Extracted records
------------------------

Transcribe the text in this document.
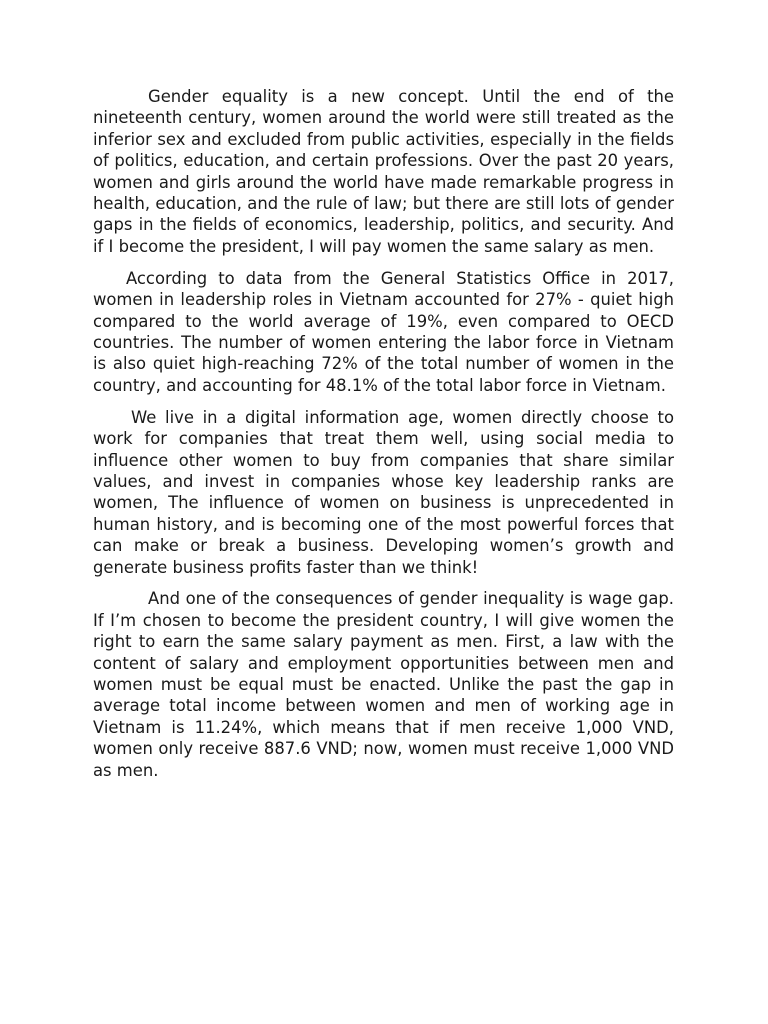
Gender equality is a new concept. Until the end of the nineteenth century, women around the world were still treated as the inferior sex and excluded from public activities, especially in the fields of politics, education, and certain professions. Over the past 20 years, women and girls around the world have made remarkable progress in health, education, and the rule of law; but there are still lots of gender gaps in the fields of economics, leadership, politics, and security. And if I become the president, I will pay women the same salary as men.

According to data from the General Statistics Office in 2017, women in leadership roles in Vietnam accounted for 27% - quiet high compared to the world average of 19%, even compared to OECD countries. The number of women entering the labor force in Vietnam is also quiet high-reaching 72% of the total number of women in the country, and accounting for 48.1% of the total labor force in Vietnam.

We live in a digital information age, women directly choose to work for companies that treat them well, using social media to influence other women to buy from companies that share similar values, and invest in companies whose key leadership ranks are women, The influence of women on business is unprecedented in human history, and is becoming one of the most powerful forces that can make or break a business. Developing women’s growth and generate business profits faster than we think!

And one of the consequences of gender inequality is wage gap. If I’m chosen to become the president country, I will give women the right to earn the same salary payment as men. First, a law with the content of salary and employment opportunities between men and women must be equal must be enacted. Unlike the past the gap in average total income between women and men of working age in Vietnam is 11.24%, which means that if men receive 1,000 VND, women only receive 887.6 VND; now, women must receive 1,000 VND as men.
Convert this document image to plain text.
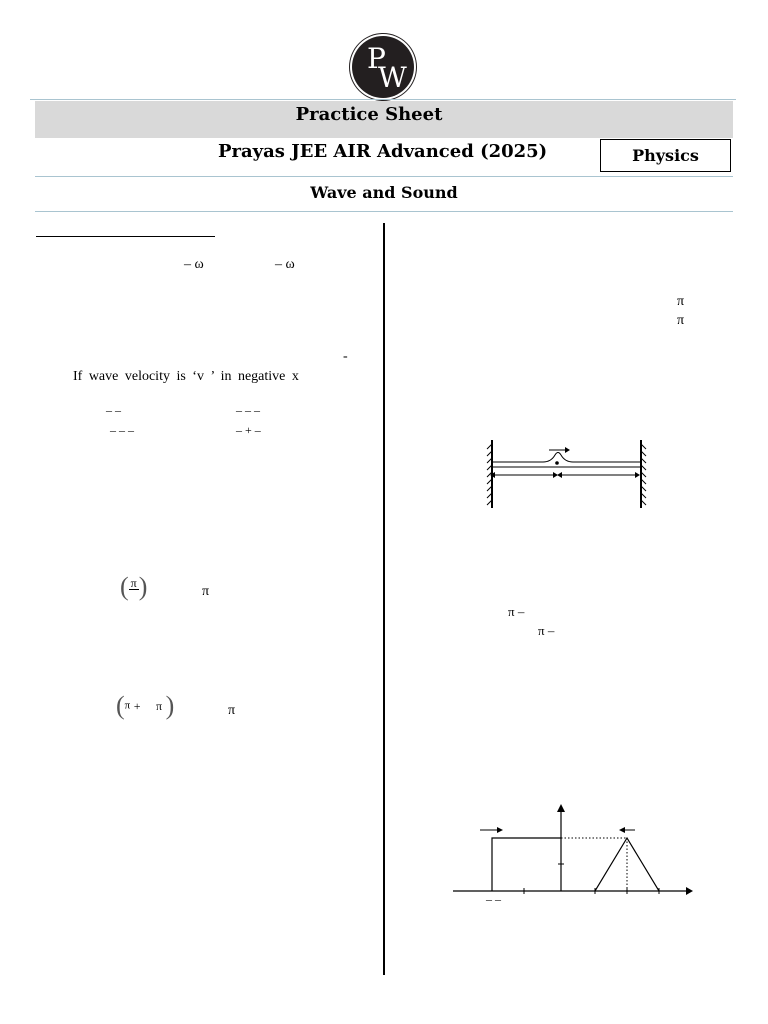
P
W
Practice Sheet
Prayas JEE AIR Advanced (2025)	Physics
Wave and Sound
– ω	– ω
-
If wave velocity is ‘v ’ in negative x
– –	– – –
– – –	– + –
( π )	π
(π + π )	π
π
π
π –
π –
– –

------------------------

Print only the lines from the line that contains "Convert this document image to plain text." to the final line of the data, inclusive. Pictures stay out.

— REPLY —
Convert this document image to plain text.
P
W
Practice Sheet
Prayas JEE AIR Advanced (2025)	Physics
Wave and Sound
– ω	– ω
-
If wave velocity is ‘v ’ in negative x
– –	– – –
– – –	– + –
( π )	π
(π + π )	π
π
π
π –
π –
– –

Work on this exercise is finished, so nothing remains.